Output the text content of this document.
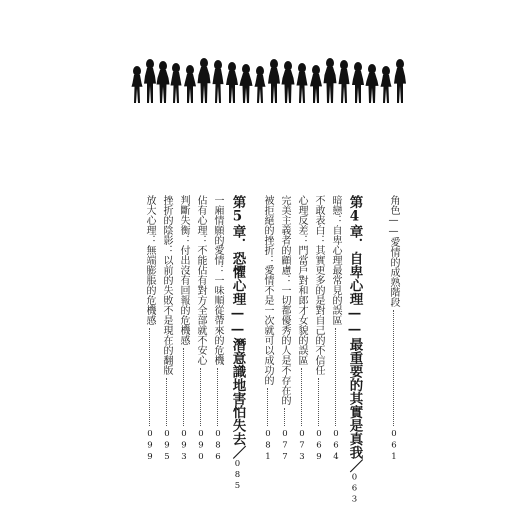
角色——愛情的成熟階段
061
第4章．自卑心理——最重要的其實是真我／063
暗戀：自卑心理最常見的誤區
064
不敢表白：其實更多的是對自己的不信任
069
心理反差：門當戶對和郎才女貌的誤區
073
完美主義者的顧慮：一切都優秀的人是不存在的
077
被拒絕的挫折：愛情不是一次就可以成功的
081
第5章．恐懼心理——潛意識地害怕失去／085
一廂情願的愛情：一味順從帶來的危機
086
佔有心理：不能佔有對方全部就不安心
090
判斷失衡：付出沒有回報的危機感
093
挫折的陰影：以前的失敗不是現在的翻版
095
放大心理：無端膨脹的危機感
099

* SHORT PROBLEM
Repeat the material above verbatim. Leave the pictures behind.

* FULL RESPONSE
Output the text content of this document.
角色——愛情的成熟階段
061
第4章．自卑心理——最重要的其實是真我／063
暗戀：自卑心理最常見的誤區
064
不敢表白：其實更多的是對自己的不信任
069
心理反差：門當戶對和郎才女貌的誤區
073
完美主義者的顧慮：一切都優秀的人是不存在的
077
被拒絕的挫折：愛情不是一次就可以成功的
081
第5章．恐懼心理——潛意識地害怕失去／085
一廂情願的愛情：一味順從帶來的危機
086
佔有心理：不能佔有對方全部就不安心
090
判斷失衡：付出沒有回報的危機感
093
挫折的陰影：以前的失敗不是現在的翻版
095
放大心理：無端膨脹的危機感
099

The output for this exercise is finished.